■ **Source data**:

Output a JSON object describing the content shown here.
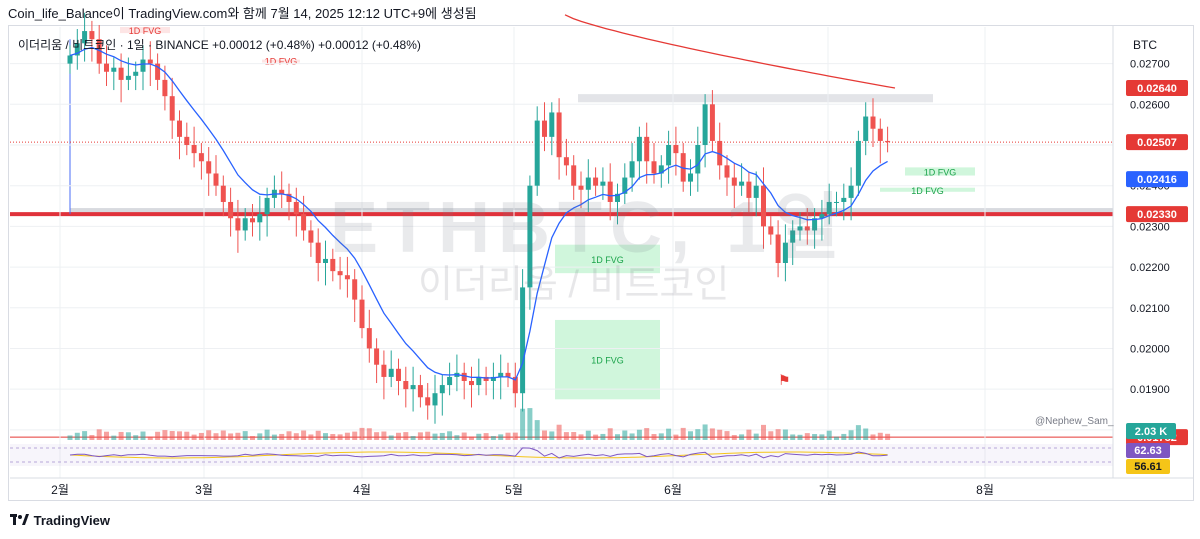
{
  "header": {
    "caption": "Coin_life_Balance이 TradingView.com와 함께 7월 14, 2025 12:12 UTC+9에 생성됨"
  },
  "legend": {
    "symbol": "이더리움 / 비트코인 · 1일 · BINANCE",
    "change_abs": "+0.00012 (+0.48%)",
    "change_abs2": "+0.00012 (+0.48%)"
  },
  "watermark": {
    "ticker": "ETHBTC, 1일",
    "name": "이더리움 / 비트코인"
  },
  "axis_unit": "BTC",
  "author": "@Nephew_Sam_",
  "footer": {
    "brand": "TradingView"
  },
  "colors": {
    "up": "#26a69a",
    "down": "#ef5350",
    "ma200": "#e53935",
    "ema": "#2962ff",
    "support_line": "#e0323b",
    "fvg_bull": "#c8f5d6",
    "fvg_bear": "#fde1e1",
    "rsi": "#7e57c2",
    "rsi_ma": "#f5c518"
  },
  "chart_data": {
    "type": "candlestick",
    "y_ticks": [
      0.027,
      0.026,
      0.025,
      0.024,
      0.023,
      0.022,
      0.021,
      0.02,
      0.019,
      0.018
    ],
    "y_tick_labels": [
      "0.02700",
      "0.02600",
      "0.02500",
      "0.02400",
      "0.02300",
      "0.02200",
      "0.02100",
      "0.02000",
      "0.01900",
      "0.01800"
    ],
    "ylim": [
      0.01775,
      0.0279
    ],
    "x_month_labels": [
      "2월",
      "3월",
      "4월",
      "5월",
      "6월",
      "7월",
      "8월"
    ],
    "price_labels": [
      {
        "value": "0.02640",
        "price": 0.0264,
        "color": "#e53935"
      },
      {
        "value": "0.02507",
        "price": 0.02507,
        "color": "#e53935"
      },
      {
        "value": "0.02416",
        "price": 0.02416,
        "color": "#2962ff"
      },
      {
        "value": "0.02330",
        "price": 0.0233,
        "color": "#e53935"
      },
      {
        "value": "0.01782",
        "price": 0.01782,
        "color": "#e53935"
      }
    ],
    "volume_label": "2.03 K",
    "rsi_labels": [
      {
        "value": "62.63",
        "color": "#7e57c2"
      },
      {
        "value": "56.61",
        "color": "#f5c518"
      }
    ],
    "fvg_zones": [
      {
        "label": "1D FVG",
        "kind": "bear",
        "top": 0.0279,
        "bottom": 0.02775
      },
      {
        "label": "1D FVG",
        "kind": "bear",
        "top": 0.0271,
        "bottom": 0.02705
      },
      {
        "label": "1D FVG",
        "kind": "bull",
        "top": 0.02255,
        "bottom": 0.02185
      },
      {
        "label": "1D FVG",
        "kind": "bull",
        "top": 0.0207,
        "bottom": 0.01875
      },
      {
        "label": "1D FVG",
        "kind": "bull",
        "top": 0.02445,
        "bottom": 0.02425
      },
      {
        "label": "1D FVG",
        "kind": "bull",
        "top": 0.02395,
        "bottom": 0.02385
      }
    ],
    "resistance_zone": {
      "top": 0.02625,
      "bottom": 0.02605
    },
    "support_zone": {
      "top": 0.02345,
      "bottom": 0.02325
    },
    "closes": [
      0.0272,
      0.0275,
      0.0278,
      0.0276,
      0.027,
      0.0268,
      0.0269,
      0.0266,
      0.0267,
      0.0268,
      0.0271,
      0.027,
      0.0266,
      0.0262,
      0.0256,
      0.0252,
      0.025,
      0.0248,
      0.0246,
      0.0243,
      0.024,
      0.0236,
      0.0232,
      0.0229,
      0.0232,
      0.0231,
      0.0233,
      0.0237,
      0.0239,
      0.0238,
      0.0236,
      0.0233,
      0.0229,
      0.0226,
      0.0221,
      0.0222,
      0.0219,
      0.0218,
      0.0217,
      0.0212,
      0.0205,
      0.02,
      0.0196,
      0.0193,
      0.0195,
      0.0192,
      0.019,
      0.0191,
      0.0188,
      0.0186,
      0.0189,
      0.0191,
      0.0193,
      0.0194,
      0.0192,
      0.0191,
      0.0193,
      0.0192,
      0.0193,
      0.0194,
      0.0193,
      0.0189,
      0.0215,
      0.024,
      0.0256,
      0.0252,
      0.0258,
      0.0247,
      0.0245,
      0.024,
      0.0239,
      0.0242,
      0.024,
      0.0241,
      0.0236,
      0.0238,
      0.0242,
      0.0246,
      0.0252,
      0.0246,
      0.0243,
      0.0245,
      0.025,
      0.0248,
      0.0241,
      0.0243,
      0.025,
      0.026,
      0.0251,
      0.0245,
      0.0242,
      0.024,
      0.0241,
      0.0237,
      0.024,
      0.023,
      0.0228,
      0.0221,
      0.0226,
      0.0229,
      0.023,
      0.0229,
      0.0232,
      0.0233,
      0.0236,
      0.0236,
      0.0237,
      0.024,
      0.0251,
      0.0257,
      0.0254,
      0.0251,
      0.02507
    ]
  },
  "chart_title": ""
}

■ **Task goal**: Using the material above, return every line exactly as it appears, minus the pictures.

■ **Exercise response**:
Output a JSON object describing the content shown here.
{
  "header": {
    "caption": "Coin_life_Balance이 TradingView.com와 함께 7월 14, 2025 12:12 UTC+9에 생성됨"
  },
  "legend": {
    "symbol": "이더리움 / 비트코인 · 1일 · BINANCE",
    "change_abs": "+0.00012 (+0.48%)",
    "change_abs2": "+0.00012 (+0.48%)"
  },
  "watermark": {
    "ticker": "ETHBTC, 1일",
    "name": "이더리움 / 비트코인"
  },
  "axis_unit": "BTC",
  "author": "@Nephew_Sam_",
  "footer": {
    "brand": "TradingView"
  },
  "colors": {
    "up": "#26a69a",
    "down": "#ef5350",
    "ma200": "#e53935",
    "ema": "#2962ff",
    "support_line": "#e0323b",
    "fvg_bull": "#c8f5d6",
    "fvg_bear": "#fde1e1",
    "rsi": "#7e57c2",
    "rsi_ma": "#f5c518"
  },
  "chart_data": {
    "type": "candlestick",
    "y_ticks": [
      0.027,
      0.026,
      0.025,
      0.024,
      0.023,
      0.022,
      0.021,
      0.02,
      0.019,
      0.018
    ],
    "y_tick_labels": [
      "0.02700",
      "0.02600",
      "0.02500",
      "0.02400",
      "0.02300",
      "0.02200",
      "0.02100",
      "0.02000",
      "0.01900",
      "0.01800"
    ],
    "ylim": [
      0.01775,
      0.0279
    ],
    "x_month_labels": [
      "2월",
      "3월",
      "4월",
      "5월",
      "6월",
      "7월",
      "8월"
    ],
    "price_labels": [
      {
        "value": "0.02640",
        "price": 0.0264,
        "color": "#e53935"
      },
      {
        "value": "0.02507",
        "price": 0.02507,
        "color": "#e53935"
      },
      {
        "value": "0.02416",
        "price": 0.02416,
        "color": "#2962ff"
      },
      {
        "value": "0.02330",
        "price": 0.0233,
        "color": "#e53935"
      },
      {
        "value": "0.01782",
        "price": 0.01782,
        "color": "#e53935"
      }
    ],
    "volume_label": "2.03 K",
    "rsi_labels": [
      {
        "value": "62.63",
        "color": "#7e57c2"
      },
      {
        "value": "56.61",
        "color": "#f5c518"
      }
    ],
    "fvg_zones": [
      {
        "label": "1D FVG",
        "kind": "bear",
        "top": 0.0279,
        "bottom": 0.02775
      },
      {
        "label": "1D FVG",
        "kind": "bear",
        "top": 0.0271,
        "bottom": 0.02705
      },
      {
        "label": "1D FVG",
        "kind": "bull",
        "top": 0.02255,
        "bottom": 0.02185
      },
      {
        "label": "1D FVG",
        "kind": "bull",
        "top": 0.0207,
        "bottom": 0.01875
      },
      {
        "label": "1D FVG",
        "kind": "bull",
        "top": 0.02445,
        "bottom": 0.02425
      },
      {
        "label": "1D FVG",
        "kind": "bull",
        "top": 0.02395,
        "bottom": 0.02385
      }
    ],
    "resistance_zone": {
      "top": 0.02625,
      "bottom": 0.02605
    },
    "support_zone": {
      "top": 0.02345,
      "bottom": 0.02325
    },
    "closes": [
      0.0272,
      0.0275,
      0.0278,
      0.0276,
      0.027,
      0.0268,
      0.0269,
      0.0266,
      0.0267,
      0.0268,
      0.0271,
      0.027,
      0.0266,
      0.0262,
      0.0256,
      0.0252,
      0.025,
      0.0248,
      0.0246,
      0.0243,
      0.024,
      0.0236,
      0.0232,
      0.0229,
      0.0232,
      0.0231,
      0.0233,
      0.0237,
      0.0239,
      0.0238,
      0.0236,
      0.0233,
      0.0229,
      0.0226,
      0.0221,
      0.0222,
      0.0219,
      0.0218,
      0.0217,
      0.0212,
      0.0205,
      0.02,
      0.0196,
      0.0193,
      0.0195,
      0.0192,
      0.019,
      0.0191,
      0.0188,
      0.0186,
      0.0189,
      0.0191,
      0.0193,
      0.0194,
      0.0192,
      0.0191,
      0.0193,
      0.0192,
      0.0193,
      0.0194,
      0.0193,
      0.0189,
      0.0215,
      0.024,
      0.0256,
      0.0252,
      0.0258,
      0.0247,
      0.0245,
      0.024,
      0.0239,
      0.0242,
      0.024,
      0.0241,
      0.0236,
      0.0238,
      0.0242,
      0.0246,
      0.0252,
      0.0246,
      0.0243,
      0.0245,
      0.025,
      0.0248,
      0.0241,
      0.0243,
      0.025,
      0.026,
      0.0251,
      0.0245,
      0.0242,
      0.024,
      0.0241,
      0.0237,
      0.024,
      0.023,
      0.0228,
      0.0221,
      0.0226,
      0.0229,
      0.023,
      0.0229,
      0.0232,
      0.0233,
      0.0236,
      0.0236,
      0.0237,
      0.024,
      0.0251,
      0.0257,
      0.0254,
      0.0251,
      0.02507
    ]
  },
  "chart_title": ""
}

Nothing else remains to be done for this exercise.